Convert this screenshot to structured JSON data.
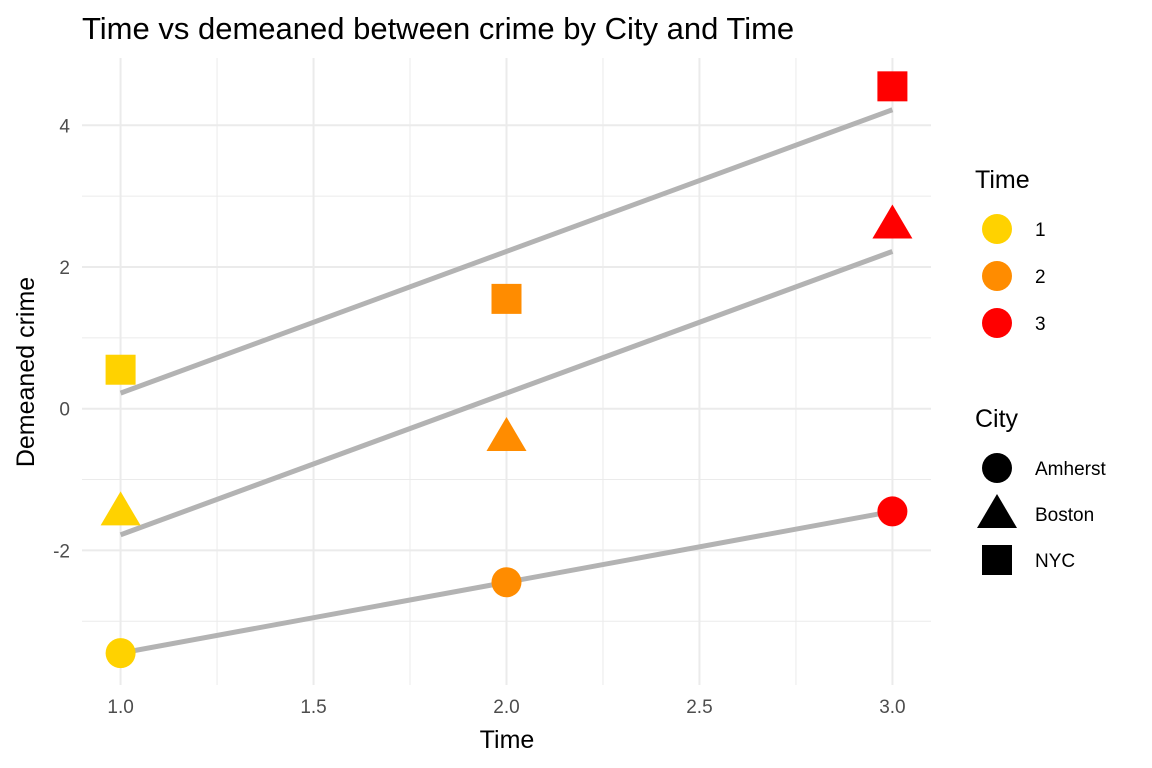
{
  "chart_data": {
    "type": "scatter",
    "title": "Time vs demeaned between crime by City and Time",
    "xlabel": "Time",
    "ylabel": "Demeaned crime",
    "xlim": [
      0.9,
      3.1
    ],
    "ylim": [
      -3.9,
      4.95
    ],
    "x_ticks": [
      1.0,
      1.5,
      2.0,
      2.5,
      3.0
    ],
    "x_tick_labels": [
      "1.0",
      "1.5",
      "2.0",
      "2.5",
      "3.0"
    ],
    "y_ticks": [
      -2,
      0,
      2,
      4
    ],
    "y_tick_labels": [
      "-2",
      "0",
      "2",
      "4"
    ],
    "grid": true,
    "legend_placement": "right",
    "color_legend": {
      "title": "Time",
      "entries": [
        {
          "label": "1",
          "color": "#FFD200"
        },
        {
          "label": "2",
          "color": "#FF8C00"
        },
        {
          "label": "3",
          "color": "#FF0000"
        }
      ]
    },
    "shape_legend": {
      "title": "City",
      "entries": [
        {
          "label": "Amherst",
          "shape": "circle"
        },
        {
          "label": "Boston",
          "shape": "triangle"
        },
        {
          "label": "NYC",
          "shape": "square"
        }
      ]
    },
    "points": [
      {
        "city": "Amherst",
        "time": "1",
        "x": 1,
        "y": -3.45
      },
      {
        "city": "Amherst",
        "time": "2",
        "x": 2,
        "y": -2.45
      },
      {
        "city": "Amherst",
        "time": "3",
        "x": 3,
        "y": -1.45
      },
      {
        "city": "Boston",
        "time": "1",
        "x": 1,
        "y": -1.45
      },
      {
        "city": "Boston",
        "time": "2",
        "x": 2,
        "y": -0.4
      },
      {
        "city": "Boston",
        "time": "3",
        "x": 3,
        "y": 2.6
      },
      {
        "city": "NYC",
        "time": "1",
        "x": 1,
        "y": 0.55
      },
      {
        "city": "NYC",
        "time": "2",
        "x": 2,
        "y": 1.55
      },
      {
        "city": "NYC",
        "time": "3",
        "x": 3,
        "y": 4.55
      }
    ],
    "trend_lines": [
      {
        "city": "Amherst",
        "x": [
          1,
          3
        ],
        "y": [
          -3.45,
          -1.45
        ]
      },
      {
        "city": "Boston",
        "x": [
          1,
          3
        ],
        "y": [
          -1.78,
          2.22
        ]
      },
      {
        "city": "NYC",
        "x": [
          1,
          3
        ],
        "y": [
          0.22,
          4.22
        ]
      }
    ],
    "trend_color": "#B3B3B3"
  }
}
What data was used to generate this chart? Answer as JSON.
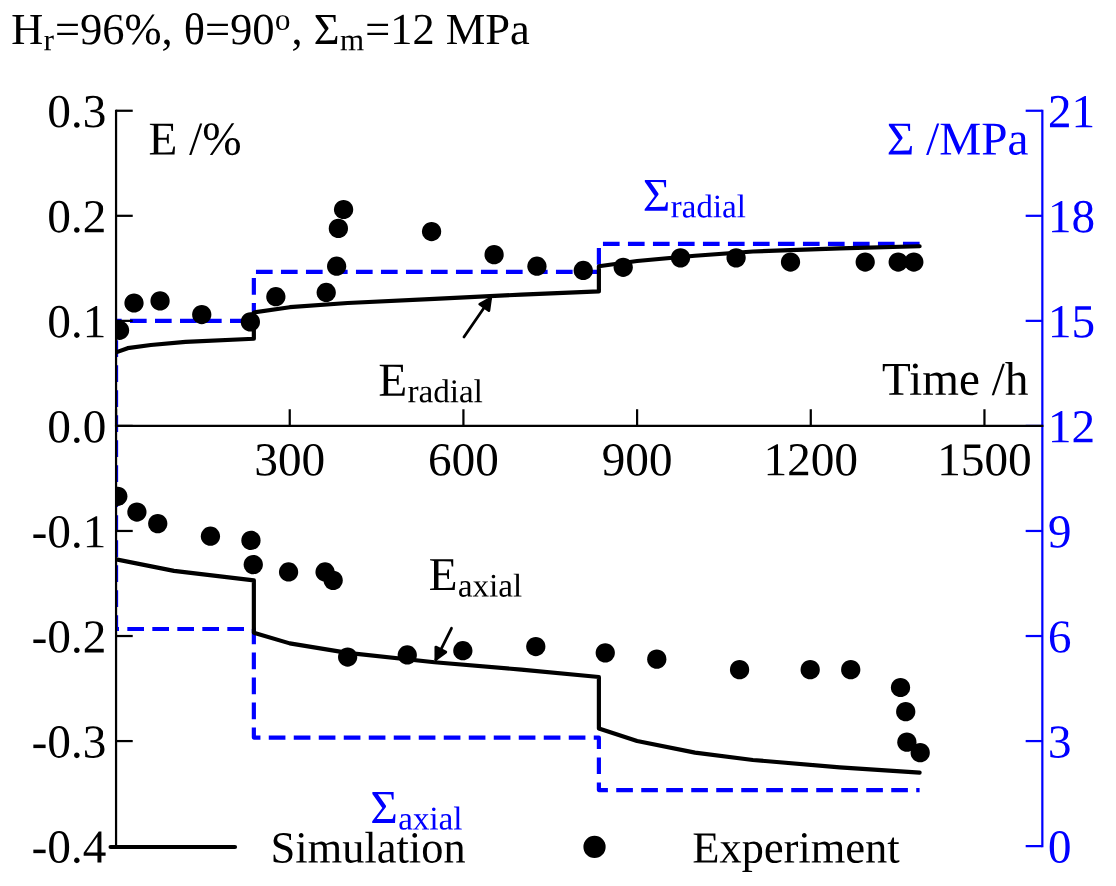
{
  "chart_data": {
    "type": "line",
    "title": "H$_{r}$=96%, θ=90$^{o}$, Σ$_{m}$=12 MPa",
    "xlabel": "Time /h",
    "ylabel": "E /%",
    "y2label": "Σ /MPa",
    "xlim": [
      0,
      1600
    ],
    "xticks": [
      {
        "value": 0,
        "label": null
      },
      300,
      600,
      900,
      1200,
      1500
    ],
    "ylim": [
      -0.4,
      0.3
    ],
    "yticks": [
      -0.4,
      -0.3,
      -0.2,
      -0.1,
      {
        "value": 0,
        "label": "0.0"
      },
      0.1,
      0.2,
      0.3
    ],
    "y2lim": [
      0,
      21
    ],
    "y2ticks": [
      0,
      3,
      6,
      9,
      12,
      15,
      18,
      21
    ],
    "grid": false,
    "legend": "bottom",
    "series": [
      {
        "name": "Simulation",
        "color": "#000000",
        "line_style": "solid",
        "marker": "none",
        "x": [
          0,
          20,
          60,
          120,
          238,
          238,
          300,
          400,
          550,
          700,
          834,
          834,
          900,
          1000,
          1100,
          1250,
          1388,
          null,
          0,
          100,
          238,
          238,
          300,
          400,
          550,
          700,
          834,
          834,
          900,
          1000,
          1100,
          1250,
          1388
        ],
        "values": [
          0.07,
          0.074,
          0.077,
          0.08,
          0.083,
          0.108,
          0.113,
          0.117,
          0.121,
          0.125,
          0.128,
          0.152,
          0.157,
          0.162,
          0.166,
          0.169,
          0.171,
          null,
          -0.127,
          -0.138,
          -0.147,
          -0.197,
          -0.207,
          -0.216,
          -0.225,
          -0.232,
          -0.239,
          -0.288,
          -0.3,
          -0.311,
          -0.318,
          -0.325,
          -0.33
        ]
      },
      {
        "name": "Experiment",
        "type": "scatter",
        "color": "#000000",
        "marker": "circle",
        "x": [
          6,
          31,
          76,
          148,
          232,
          276,
          363,
          381,
          384,
          393,
          545,
          653,
          727,
          807,
          876,
          975,
          1071,
          1165,
          1294,
          1351,
          1378,
          3,
          36,
          72,
          163,
          233,
          237,
          298,
          361,
          375,
          400,
          503,
          599,
          725,
          845,
          934,
          1077,
          1199,
          1269,
          1355,
          1364,
          1366,
          1389
        ],
        "values": [
          0.091,
          0.117,
          0.119,
          0.106,
          0.099,
          0.123,
          0.127,
          0.152,
          0.188,
          0.206,
          0.185,
          0.163,
          0.152,
          0.148,
          0.151,
          0.16,
          0.16,
          0.156,
          0.156,
          0.156,
          0.156,
          -0.067,
          -0.082,
          -0.093,
          -0.105,
          -0.109,
          -0.132,
          -0.139,
          -0.139,
          -0.147,
          -0.22,
          -0.218,
          -0.214,
          -0.21,
          -0.216,
          -0.222,
          -0.232,
          -0.232,
          -0.232,
          -0.249,
          -0.272,
          -0.301,
          -0.311
        ]
      },
      {
        "axis": "y2",
        "color": "#0000ff",
        "line_style": "dashed",
        "marker": "none",
        "x": [
          1388,
          834,
          834,
          238,
          238,
          0,
          0,
          0,
          238,
          238,
          834,
          834,
          1388
        ],
        "values": [
          17.2,
          17.2,
          16.4,
          16.4,
          15,
          15,
          12,
          6.2,
          6.2,
          3.1,
          3.1,
          1.6,
          1.6
        ]
      }
    ],
    "annotations": [
      {
        "text": "E$_{radial}$",
        "x": 650,
        "y": 0.124
      },
      {
        "text": "E$_{axial}$",
        "x": 550,
        "y": -0.225
      },
      {
        "text": "Σ$_{radial}$",
        "x": 1000,
        "y": 0.173
      },
      {
        "text": "Σ$_{axial}$",
        "x": 520,
        "y": -0.296
      }
    ]
  }
}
==============================
▸ Goal
Restate the records word for word, omitting images.

▸ Exercise response
Convert this screenshot to structured JSON data.
{
  "chart_data": {
    "type": "scatter",
    "title": "Time vs demeaned between crime by City and Time",
    "xlabel": "Time",
    "ylabel": "Demeaned crime",
    "xlim": [
      0.9,
      3.1
    ],
    "ylim": [
      -3.9,
      4.95
    ],
    "x_ticks": [
      1.0,
      1.5,
      2.0,
      2.5,
      3.0
    ],
    "x_tick_labels": [
      "1.0",
      "1.5",
      "2.0",
      "2.5",
      "3.0"
    ],
    "y_ticks": [
      -2,
      0,
      2,
      4
    ],
    "y_tick_labels": [
      "-2",
      "0",
      "2",
      "4"
    ],
    "grid": true,
    "legend_placement": "right",
    "color_legend": {
      "title": "Time",
      "entries": [
        {
          "label": "1",
          "color": "#FFD200"
        },
        {
          "label": "2",
          "color": "#FF8C00"
        },
        {
          "label": "3",
          "color": "#FF0000"
        }
      ]
    },
    "shape_legend": {
      "title": "City",
      "entries": [
        {
          "label": "Amherst",
          "shape": "circle"
        },
        {
          "label": "Boston",
          "shape": "triangle"
        },
        {
          "label": "NYC",
          "shape": "square"
        }
      ]
    },
    "points": [
      {
        "city": "Amherst",
        "time": "1",
        "x": 1,
        "y": -3.45
      },
      {
        "city": "Amherst",
        "time": "2",
        "x": 2,
        "y": -2.45
      },
      {
        "city": "Amherst",
        "time": "3",
        "x": 3,
        "y": -1.45
      },
      {
        "city": "Boston",
        "time": "1",
        "x": 1,
        "y": -1.45
      },
      {
        "city": "Boston",
        "time": "2",
        "x": 2,
        "y": -0.4
      },
      {
        "city": "Boston",
        "time": "3",
        "x": 3,
        "y": 2.6
      },
      {
        "city": "NYC",
        "time": "1",
        "x": 1,
        "y": 0.55
      },
      {
        "city": "NYC",
        "time": "2",
        "x": 2,
        "y": 1.55
      },
      {
        "city": "NYC",
        "time": "3",
        "x": 3,
        "y": 4.55
      }
    ],
    "trend_lines": [
      {
        "city": "Amherst",
        "x": [
          1,
          3
        ],
        "y": [
          -3.45,
          -1.45
        ]
      },
      {
        "city": "Boston",
        "x": [
          1,
          3
        ],
        "y": [
          -1.78,
          2.22
        ]
      },
      {
        "city": "NYC",
        "x": [
          1,
          3
        ],
        "y": [
          0.22,
          4.22
        ]
      }
    ],
    "trend_color": "#B3B3B3"
  }
}
What data was used to generate this chart? Answer as JSON.
{
  "chart_data": {
    "type": "line",
    "title": "H$_{r}$=96%, θ=90$^{o}$, Σ$_{m}$=12 MPa",
    "xlabel": "Time /h",
    "ylabel": "E /%",
    "y2label": "Σ /MPa",
    "xlim": [
      0,
      1600
    ],
    "xticks": [
      {
        "value": 0,
        "label": null
      },
      300,
      600,
      900,
      1200,
      1500
    ],
    "ylim": [
      -0.4,
      0.3
    ],
    "yticks": [
      -0.4,
      -0.3,
      -0.2,
      -0.1,
      {
        "value": 0,
        "label": "0.0"
      },
      0.1,
      0.2,
      0.3
    ],
    "y2lim": [
      0,
      21
    ],
    "y2ticks": [
      0,
      3,
      6,
      9,
      12,
      15,
      18,
      21
    ],
    "grid": false,
    "legend": "bottom",
    "series": [
      {
        "name": "Simulation",
        "color": "#000000",
        "line_style": "solid",
        "marker": "none",
        "x": [
          0,
          20,
          60,
          120,
          238,
          238,
          300,
          400,
          550,
          700,
          834,
          834,
          900,
          1000,
          1100,
          1250,
          1388,
          null,
          0,
          100,
          238,
          238,
          300,
          400,
          550,
          700,
          834,
          834,
          900,
          1000,
          1100,
          1250,
          1388
        ],
        "values": [
          0.07,
          0.074,
          0.077,
          0.08,
          0.083,
          0.108,
          0.113,
          0.117,
          0.121,
          0.125,
          0.128,
          0.152,
          0.157,
          0.162,
          0.166,
          0.169,
          0.171,
          null,
          -0.127,
          -0.138,
          -0.147,
          -0.197,
          -0.207,
          -0.216,
          -0.225,
          -0.232,
          -0.239,
          -0.288,
          -0.3,
          -0.311,
          -0.318,
          -0.325,
          -0.33
        ]
      },
      {
        "name": "Experiment",
        "type": "scatter",
        "color": "#000000",
        "marker": "circle",
        "x": [
          6,
          31,
          76,
          148,
          232,
          276,
          363,
          381,
          384,
          393,
          545,
          653,
          727,
          807,
          876,
          975,
          1071,
          1165,
          1294,
          1351,
          1378,
          3,
          36,
          72,
          163,
          233,
          237,
          298,
          361,
          375,
          400,
          503,
          599,
          725,
          845,
          934,
          1077,
          1199,
          1269,
          1355,
          1364,
          1366,
          1389
        ],
        "values": [
          0.091,
          0.117,
          0.119,
          0.106,
          0.099,
          0.123,
          0.127,
          0.152,
          0.188,
          0.206,
          0.185,
          0.163,
          0.152,
          0.148,
          0.151,
          0.16,
          0.16,
          0.156,
          0.156,
          0.156,
          0.156,
          -0.067,
          -0.082,
          -0.093,
          -0.105,
          -0.109,
          -0.132,
          -0.139,
          -0.139,
          -0.147,
          -0.22,
          -0.218,
          -0.214,
          -0.21,
          -0.216,
          -0.222,
          -0.232,
          -0.232,
          -0.232,
          -0.249,
          -0.272,
          -0.301,
          -0.311
        ]
      },
      {
        "axis": "y2",
        "color": "#0000ff",
        "line_style": "dashed",
        "marker": "none",
        "x": [
          1388,
          834,
          834,
          238,
          238,
          0,
          0,
          0,
          238,
          238,
          834,
          834,
          1388
        ],
        "values": [
          17.2,
          17.2,
          16.4,
          16.4,
          15,
          15,
          12,
          6.2,
          6.2,
          3.1,
          3.1,
          1.6,
          1.6
        ]
      }
    ],
    "annotations": [
      {
        "text": "E$_{radial}$",
        "x": 650,
        "y": 0.124
      },
      {
        "text": "E$_{axial}$",
        "x": 550,
        "y": -0.225
      },
      {
        "text": "Σ$_{radial}$",
        "x": 1000,
        "y": 0.173
      },
      {
        "text": "Σ$_{axial}$",
        "x": 520,
        "y": -0.296
      }
    ]
  }
}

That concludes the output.